* Data for this exercise
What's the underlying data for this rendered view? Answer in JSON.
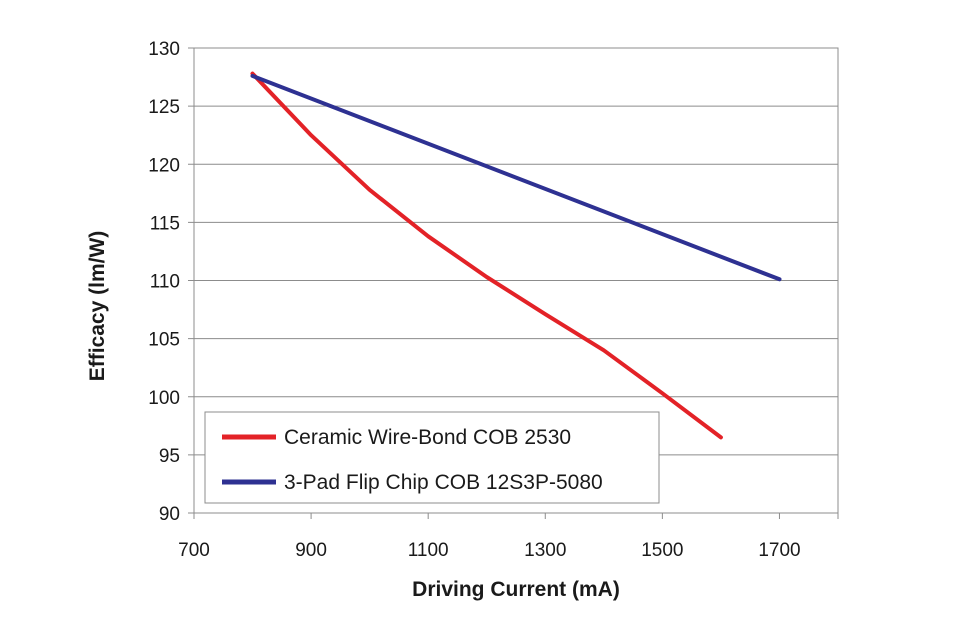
{
  "chart_data": {
    "type": "line",
    "xlabel": "Driving Current (mA)",
    "ylabel": "Efficacy (lm/W)",
    "xlim": [
      700,
      1800
    ],
    "ylim": [
      90,
      130
    ],
    "x_ticks": [
      700,
      900,
      1100,
      1300,
      1500,
      1700
    ],
    "y_ticks": [
      90,
      95,
      100,
      105,
      110,
      115,
      120,
      125,
      130
    ],
    "grid": "horizontal",
    "legend_position": "bottom-left",
    "series": [
      {
        "name": "Ceramic Wire-Bond COB 2530",
        "color": "#e32227",
        "x": [
          800,
          900,
          1000,
          1100,
          1200,
          1300,
          1400,
          1500,
          1600
        ],
        "y": [
          127.8,
          122.5,
          117.8,
          113.8,
          110.3,
          107.1,
          104.0,
          100.3,
          96.5
        ]
      },
      {
        "name": "3-Pad Flip Chip COB 12S3P-5080",
        "color": "#2e3192",
        "x": [
          800,
          1700
        ],
        "y": [
          127.6,
          110.1
        ]
      }
    ]
  }
}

* Required work
Pick out lines containing the word "name", each one as written.

* Finished task
        "name": "Ceramic Wire-Bond COB 2530",
        "name": "3-Pad Flip Chip COB 12S3P-5080",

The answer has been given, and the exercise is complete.